Short task
Extract the entries in their exact form.

Rows from a dataset
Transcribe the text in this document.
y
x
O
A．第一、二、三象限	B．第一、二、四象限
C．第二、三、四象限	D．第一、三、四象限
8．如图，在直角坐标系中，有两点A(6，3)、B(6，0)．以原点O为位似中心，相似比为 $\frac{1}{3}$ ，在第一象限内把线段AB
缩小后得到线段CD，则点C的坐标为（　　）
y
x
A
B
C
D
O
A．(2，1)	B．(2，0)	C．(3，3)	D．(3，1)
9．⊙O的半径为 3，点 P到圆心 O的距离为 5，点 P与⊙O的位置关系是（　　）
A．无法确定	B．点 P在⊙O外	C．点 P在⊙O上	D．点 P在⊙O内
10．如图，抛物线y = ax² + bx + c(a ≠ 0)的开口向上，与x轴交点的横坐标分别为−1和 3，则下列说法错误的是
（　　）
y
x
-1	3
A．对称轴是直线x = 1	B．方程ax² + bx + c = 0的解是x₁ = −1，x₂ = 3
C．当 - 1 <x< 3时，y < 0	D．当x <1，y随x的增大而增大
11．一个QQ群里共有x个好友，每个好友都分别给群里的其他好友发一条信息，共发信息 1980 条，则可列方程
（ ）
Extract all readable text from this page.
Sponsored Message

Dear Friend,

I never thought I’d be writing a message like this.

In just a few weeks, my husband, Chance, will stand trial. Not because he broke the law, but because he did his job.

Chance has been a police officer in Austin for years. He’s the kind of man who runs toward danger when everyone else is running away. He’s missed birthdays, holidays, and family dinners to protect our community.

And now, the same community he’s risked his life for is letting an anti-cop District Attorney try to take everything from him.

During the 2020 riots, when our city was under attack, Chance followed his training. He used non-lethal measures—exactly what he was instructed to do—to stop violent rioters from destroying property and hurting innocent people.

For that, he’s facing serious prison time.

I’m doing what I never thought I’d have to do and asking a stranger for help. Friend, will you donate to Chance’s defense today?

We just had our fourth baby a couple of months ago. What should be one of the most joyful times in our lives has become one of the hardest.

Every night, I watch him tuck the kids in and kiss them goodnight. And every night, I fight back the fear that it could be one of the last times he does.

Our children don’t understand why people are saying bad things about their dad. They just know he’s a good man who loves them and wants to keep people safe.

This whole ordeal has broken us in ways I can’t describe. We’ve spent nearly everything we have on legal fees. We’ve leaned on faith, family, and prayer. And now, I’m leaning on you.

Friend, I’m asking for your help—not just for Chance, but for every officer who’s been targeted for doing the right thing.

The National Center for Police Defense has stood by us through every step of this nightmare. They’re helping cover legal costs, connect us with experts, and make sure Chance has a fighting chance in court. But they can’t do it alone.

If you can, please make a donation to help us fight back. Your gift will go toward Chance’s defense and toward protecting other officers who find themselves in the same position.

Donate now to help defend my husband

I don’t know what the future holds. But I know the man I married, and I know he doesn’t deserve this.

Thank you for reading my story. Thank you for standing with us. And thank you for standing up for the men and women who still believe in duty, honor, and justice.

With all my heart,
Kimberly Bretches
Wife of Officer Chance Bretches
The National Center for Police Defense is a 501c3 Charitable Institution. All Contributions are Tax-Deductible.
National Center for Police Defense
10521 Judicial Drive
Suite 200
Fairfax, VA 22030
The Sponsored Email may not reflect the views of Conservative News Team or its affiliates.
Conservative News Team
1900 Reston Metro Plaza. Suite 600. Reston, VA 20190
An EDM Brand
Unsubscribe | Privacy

Answer to the problem
Transcribe the text in this document.
y
x
O
A．第一、二、三象限	B．第一、二、四象限
C．第二、三、四象限	D．第一、三、四象限
8．如图，在直角坐标系中，有两点A(6，3)、B(6，0)．以原点O为位似中心，相似比为 $\frac{1}{3}$ ，在第一象限内把线段AB
缩小后得到线段CD，则点C的坐标为（　　）
y
x
A
B
C
D
O
A．(2，1)	B．(2，0)	C．(3，3)	D．(3，1)
9．⊙O的半径为 3，点 P到圆心 O的距离为 5，点 P与⊙O的位置关系是（　　）
A．无法确定	B．点 P在⊙O外	C．点 P在⊙O上	D．点 P在⊙O内
10．如图，抛物线y = ax² + bx + c(a ≠ 0)的开口向上，与x轴交点的横坐标分别为−1和 3，则下列说法错误的是
（　　）
y
x
-1	3
A．对称轴是直线x = 1	B．方程ax² + bx + c = 0的解是x₁ = −1，x₂ = 3
C．当 - 1 <x< 3时，y < 0	D．当x <1，y随x的增大而增大
11．一个QQ群里共有x个好友，每个好友都分别给群里的其他好友发一条信息，共发信息 1980 条，则可列方程
（ ）
Extract all readable text from this page.
Sponsored Message

Dear Friend,

I never thought I’d be writing a message like this.

In just a few weeks, my husband, Chance, will stand trial. Not because he broke the law, but because he did his job.

Chance has been a police officer in Austin for years. He’s the kind of man who runs toward danger when everyone else is running away. He’s missed birthdays, holidays, and family dinners to protect our community.

And now, the same community he’s risked his life for is letting an anti-cop District Attorney try to take everything from him.

During the 2020 riots, when our city was under attack, Chance followed his training. He used non-lethal measures—exactly what he was instructed to do—to stop violent rioters from destroying property and hurting innocent people.

For that, he’s facing serious prison time.

I’m doing what I never thought I’d have to do and asking a stranger for help. Friend, will you donate to Chance’s defense today?

We just had our fourth baby a couple of months ago. What should be one of the most joyful times in our lives has become one of the hardest.

Every night, I watch him tuck the kids in and kiss them goodnight. And every night, I fight back the fear that it could be one of the last times he does.

Our children don’t understand why people are saying bad things about their dad. They just know he’s a good man who loves them and wants to keep people safe.

This whole ordeal has broken us in ways I can’t describe. We’ve spent nearly everything we have on legal fees. We’ve leaned on faith, family, and prayer. And now, I’m leaning on you.

Friend, I’m asking for your help—not just for Chance, but for every officer who’s been targeted for doing the right thing.

The National Center for Police Defense has stood by us through every step of this nightmare. They’re helping cover legal costs, connect us with experts, and make sure Chance has a fighting chance in court. But they can’t do it alone.

If you can, please make a donation to help us fight back. Your gift will go toward Chance’s defense and toward protecting other officers who find themselves in the same position.

Donate now to help defend my husband

I don’t know what the future holds. But I know the man I married, and I know he doesn’t deserve this.

Thank you for reading my story. Thank you for standing with us. And thank you for standing up for the men and women who still believe in duty, honor, and justice.

With all my heart,
Kimberly Bretches
Wife of Officer Chance Bretches
The National Center for Police Defense is a 501c3 Charitable Institution. All Contributions are Tax-Deductible.
National Center for Police Defense
10521 Judicial Drive
Suite 200
Fairfax, VA 22030
The Sponsored Email may not reflect the views of Conservative News Team or its affiliates.
Conservative News Team
1900 Reston Metro Plaza. Suite 600. Reston, VA 20190
An EDM Brand
Unsubscribe | Privacy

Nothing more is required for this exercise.